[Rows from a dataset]
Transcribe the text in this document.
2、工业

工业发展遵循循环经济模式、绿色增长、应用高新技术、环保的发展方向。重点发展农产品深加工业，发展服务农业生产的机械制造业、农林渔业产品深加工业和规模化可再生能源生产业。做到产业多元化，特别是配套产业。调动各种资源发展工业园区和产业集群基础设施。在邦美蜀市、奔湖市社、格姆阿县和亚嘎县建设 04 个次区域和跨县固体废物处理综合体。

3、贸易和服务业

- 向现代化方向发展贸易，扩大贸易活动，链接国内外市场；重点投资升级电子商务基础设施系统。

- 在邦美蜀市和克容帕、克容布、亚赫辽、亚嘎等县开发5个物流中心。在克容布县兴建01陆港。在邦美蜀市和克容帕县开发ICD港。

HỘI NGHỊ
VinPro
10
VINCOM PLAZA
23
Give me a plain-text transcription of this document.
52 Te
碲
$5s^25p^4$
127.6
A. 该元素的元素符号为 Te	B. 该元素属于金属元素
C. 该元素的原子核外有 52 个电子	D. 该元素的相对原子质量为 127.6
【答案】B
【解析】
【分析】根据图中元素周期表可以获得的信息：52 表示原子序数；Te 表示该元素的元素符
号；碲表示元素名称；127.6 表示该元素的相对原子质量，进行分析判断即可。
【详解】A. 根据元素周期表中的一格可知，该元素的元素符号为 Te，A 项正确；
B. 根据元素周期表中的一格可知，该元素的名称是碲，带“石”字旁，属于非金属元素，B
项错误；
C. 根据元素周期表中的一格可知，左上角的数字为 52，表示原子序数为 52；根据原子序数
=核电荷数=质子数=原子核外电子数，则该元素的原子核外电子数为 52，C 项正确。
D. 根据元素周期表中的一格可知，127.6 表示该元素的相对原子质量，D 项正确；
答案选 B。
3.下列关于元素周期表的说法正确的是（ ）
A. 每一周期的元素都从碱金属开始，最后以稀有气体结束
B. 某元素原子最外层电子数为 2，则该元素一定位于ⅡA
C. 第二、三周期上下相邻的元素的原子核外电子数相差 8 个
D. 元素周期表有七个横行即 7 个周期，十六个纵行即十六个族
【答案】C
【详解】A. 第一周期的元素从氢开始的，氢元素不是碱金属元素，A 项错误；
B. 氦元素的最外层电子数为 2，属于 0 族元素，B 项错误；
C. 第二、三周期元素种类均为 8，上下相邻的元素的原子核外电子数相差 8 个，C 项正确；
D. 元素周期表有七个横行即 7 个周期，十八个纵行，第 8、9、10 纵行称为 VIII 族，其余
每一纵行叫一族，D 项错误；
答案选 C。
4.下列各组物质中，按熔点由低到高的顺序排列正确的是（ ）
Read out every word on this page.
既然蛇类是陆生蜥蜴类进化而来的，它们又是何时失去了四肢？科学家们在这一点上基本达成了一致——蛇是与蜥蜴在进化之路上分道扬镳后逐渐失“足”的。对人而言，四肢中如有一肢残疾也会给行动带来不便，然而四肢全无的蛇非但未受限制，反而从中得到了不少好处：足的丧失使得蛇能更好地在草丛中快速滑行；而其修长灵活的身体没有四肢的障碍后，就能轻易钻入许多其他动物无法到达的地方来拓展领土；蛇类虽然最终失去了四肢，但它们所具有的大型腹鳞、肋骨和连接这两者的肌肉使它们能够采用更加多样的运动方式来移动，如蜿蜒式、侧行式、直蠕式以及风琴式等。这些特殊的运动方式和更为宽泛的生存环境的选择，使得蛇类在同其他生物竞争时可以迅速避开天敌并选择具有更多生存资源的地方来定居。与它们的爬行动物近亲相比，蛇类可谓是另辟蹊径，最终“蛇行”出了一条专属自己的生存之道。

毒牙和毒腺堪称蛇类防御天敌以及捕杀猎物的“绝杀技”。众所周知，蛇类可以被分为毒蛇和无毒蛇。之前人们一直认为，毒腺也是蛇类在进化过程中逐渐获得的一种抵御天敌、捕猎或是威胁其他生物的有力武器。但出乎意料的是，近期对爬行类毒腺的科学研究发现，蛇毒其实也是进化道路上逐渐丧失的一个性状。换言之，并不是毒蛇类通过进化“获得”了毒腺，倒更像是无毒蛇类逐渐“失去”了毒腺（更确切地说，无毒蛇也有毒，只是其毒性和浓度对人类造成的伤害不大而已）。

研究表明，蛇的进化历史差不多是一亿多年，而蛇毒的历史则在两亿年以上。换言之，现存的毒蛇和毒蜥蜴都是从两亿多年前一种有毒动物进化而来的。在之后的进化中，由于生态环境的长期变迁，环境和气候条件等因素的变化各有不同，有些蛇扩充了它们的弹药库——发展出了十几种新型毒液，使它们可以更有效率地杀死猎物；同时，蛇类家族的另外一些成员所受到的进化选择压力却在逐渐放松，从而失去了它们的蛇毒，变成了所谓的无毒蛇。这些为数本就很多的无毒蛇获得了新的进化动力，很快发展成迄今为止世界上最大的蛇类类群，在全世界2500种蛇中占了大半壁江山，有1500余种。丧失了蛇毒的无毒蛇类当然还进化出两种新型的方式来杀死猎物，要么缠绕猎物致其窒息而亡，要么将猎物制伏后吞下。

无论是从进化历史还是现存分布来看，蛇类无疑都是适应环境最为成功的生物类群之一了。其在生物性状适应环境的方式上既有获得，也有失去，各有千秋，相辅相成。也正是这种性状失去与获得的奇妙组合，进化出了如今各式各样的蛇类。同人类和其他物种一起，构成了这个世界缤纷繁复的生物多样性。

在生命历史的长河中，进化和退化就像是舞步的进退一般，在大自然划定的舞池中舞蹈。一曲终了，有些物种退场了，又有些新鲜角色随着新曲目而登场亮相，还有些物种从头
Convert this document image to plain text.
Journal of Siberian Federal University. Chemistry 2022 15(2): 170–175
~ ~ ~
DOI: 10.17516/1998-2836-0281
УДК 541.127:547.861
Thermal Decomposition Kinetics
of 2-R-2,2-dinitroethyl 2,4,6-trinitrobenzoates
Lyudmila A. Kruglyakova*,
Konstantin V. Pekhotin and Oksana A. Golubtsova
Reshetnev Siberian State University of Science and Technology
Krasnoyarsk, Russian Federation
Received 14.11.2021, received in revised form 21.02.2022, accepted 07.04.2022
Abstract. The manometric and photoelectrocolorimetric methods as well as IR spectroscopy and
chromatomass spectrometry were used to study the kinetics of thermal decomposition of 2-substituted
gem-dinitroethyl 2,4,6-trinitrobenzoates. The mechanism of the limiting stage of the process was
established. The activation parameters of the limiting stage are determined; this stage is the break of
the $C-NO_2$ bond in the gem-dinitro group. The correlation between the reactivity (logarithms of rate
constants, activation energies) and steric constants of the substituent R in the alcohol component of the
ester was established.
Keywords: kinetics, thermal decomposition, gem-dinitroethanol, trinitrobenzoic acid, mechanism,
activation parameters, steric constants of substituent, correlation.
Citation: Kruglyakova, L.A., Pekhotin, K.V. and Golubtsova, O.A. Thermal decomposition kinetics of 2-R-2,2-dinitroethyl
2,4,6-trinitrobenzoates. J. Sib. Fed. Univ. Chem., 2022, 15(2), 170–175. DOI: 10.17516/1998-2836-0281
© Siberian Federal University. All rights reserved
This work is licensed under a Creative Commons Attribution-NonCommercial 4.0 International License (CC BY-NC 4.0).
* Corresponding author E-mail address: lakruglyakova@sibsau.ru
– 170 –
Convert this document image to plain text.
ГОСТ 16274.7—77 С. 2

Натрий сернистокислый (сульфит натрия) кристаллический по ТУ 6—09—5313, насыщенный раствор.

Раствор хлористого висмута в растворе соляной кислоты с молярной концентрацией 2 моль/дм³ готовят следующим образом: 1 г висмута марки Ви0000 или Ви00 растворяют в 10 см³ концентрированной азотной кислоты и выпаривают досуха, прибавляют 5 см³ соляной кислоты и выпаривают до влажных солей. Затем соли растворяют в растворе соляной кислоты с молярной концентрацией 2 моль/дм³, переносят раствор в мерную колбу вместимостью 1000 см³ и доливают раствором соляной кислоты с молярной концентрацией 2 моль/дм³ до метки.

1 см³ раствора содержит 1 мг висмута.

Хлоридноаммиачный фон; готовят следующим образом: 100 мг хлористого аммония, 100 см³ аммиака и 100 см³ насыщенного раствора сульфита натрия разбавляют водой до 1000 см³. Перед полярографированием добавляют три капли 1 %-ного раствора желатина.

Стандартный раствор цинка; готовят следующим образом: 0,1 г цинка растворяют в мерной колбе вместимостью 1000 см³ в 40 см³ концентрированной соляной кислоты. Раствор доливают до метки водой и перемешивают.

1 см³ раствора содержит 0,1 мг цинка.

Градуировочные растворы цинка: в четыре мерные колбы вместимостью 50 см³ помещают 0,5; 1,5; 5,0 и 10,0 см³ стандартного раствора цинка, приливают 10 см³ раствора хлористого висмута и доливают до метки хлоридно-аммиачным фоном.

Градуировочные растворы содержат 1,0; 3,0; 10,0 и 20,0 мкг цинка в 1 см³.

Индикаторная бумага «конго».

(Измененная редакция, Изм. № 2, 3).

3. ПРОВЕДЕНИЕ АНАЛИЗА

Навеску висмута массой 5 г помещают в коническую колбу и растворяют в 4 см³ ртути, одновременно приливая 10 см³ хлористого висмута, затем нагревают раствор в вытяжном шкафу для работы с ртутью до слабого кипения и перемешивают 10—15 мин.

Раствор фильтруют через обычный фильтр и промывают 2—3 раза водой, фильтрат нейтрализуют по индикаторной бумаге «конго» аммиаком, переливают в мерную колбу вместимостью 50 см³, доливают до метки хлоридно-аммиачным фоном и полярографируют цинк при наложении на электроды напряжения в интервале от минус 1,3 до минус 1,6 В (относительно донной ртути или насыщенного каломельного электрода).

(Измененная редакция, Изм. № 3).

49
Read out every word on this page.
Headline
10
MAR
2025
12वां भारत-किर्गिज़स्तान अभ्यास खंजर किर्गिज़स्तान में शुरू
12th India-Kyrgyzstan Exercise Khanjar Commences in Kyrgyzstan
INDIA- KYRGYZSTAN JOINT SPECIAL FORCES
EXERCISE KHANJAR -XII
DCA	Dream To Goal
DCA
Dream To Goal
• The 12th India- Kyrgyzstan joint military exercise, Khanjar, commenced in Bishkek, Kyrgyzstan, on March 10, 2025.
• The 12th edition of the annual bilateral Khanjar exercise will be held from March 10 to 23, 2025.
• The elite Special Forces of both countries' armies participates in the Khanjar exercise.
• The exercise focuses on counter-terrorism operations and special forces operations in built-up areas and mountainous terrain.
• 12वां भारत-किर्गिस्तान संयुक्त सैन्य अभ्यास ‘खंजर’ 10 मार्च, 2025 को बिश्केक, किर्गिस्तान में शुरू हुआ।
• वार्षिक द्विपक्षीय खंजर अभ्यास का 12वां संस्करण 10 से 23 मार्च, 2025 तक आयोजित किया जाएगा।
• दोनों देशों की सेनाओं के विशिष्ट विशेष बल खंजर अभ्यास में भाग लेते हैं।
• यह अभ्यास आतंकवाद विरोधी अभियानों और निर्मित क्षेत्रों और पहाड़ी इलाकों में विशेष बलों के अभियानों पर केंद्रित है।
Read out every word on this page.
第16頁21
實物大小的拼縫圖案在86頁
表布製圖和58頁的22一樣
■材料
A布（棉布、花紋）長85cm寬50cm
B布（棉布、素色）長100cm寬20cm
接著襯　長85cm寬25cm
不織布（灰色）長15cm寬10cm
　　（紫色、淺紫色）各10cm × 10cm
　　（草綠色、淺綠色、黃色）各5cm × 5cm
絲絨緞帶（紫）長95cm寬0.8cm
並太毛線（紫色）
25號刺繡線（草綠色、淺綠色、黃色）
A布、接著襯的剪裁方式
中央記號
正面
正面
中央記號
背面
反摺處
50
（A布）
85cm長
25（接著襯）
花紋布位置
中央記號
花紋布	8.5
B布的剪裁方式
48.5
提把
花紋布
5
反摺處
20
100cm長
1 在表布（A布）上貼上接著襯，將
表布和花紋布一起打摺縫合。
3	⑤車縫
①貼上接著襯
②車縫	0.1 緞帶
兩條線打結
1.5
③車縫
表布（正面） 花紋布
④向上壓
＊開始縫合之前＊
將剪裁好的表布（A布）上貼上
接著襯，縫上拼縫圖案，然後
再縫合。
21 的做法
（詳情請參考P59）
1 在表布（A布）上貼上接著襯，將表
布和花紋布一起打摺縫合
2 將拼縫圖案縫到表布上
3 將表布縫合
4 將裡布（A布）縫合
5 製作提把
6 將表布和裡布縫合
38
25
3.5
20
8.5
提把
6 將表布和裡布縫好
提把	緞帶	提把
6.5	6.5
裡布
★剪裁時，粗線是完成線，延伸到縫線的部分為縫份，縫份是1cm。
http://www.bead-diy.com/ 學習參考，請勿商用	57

# Challenge:
Only the number is wanted: how many lines in the entries above contain the word "correlation"?

# Solution to this problem:
2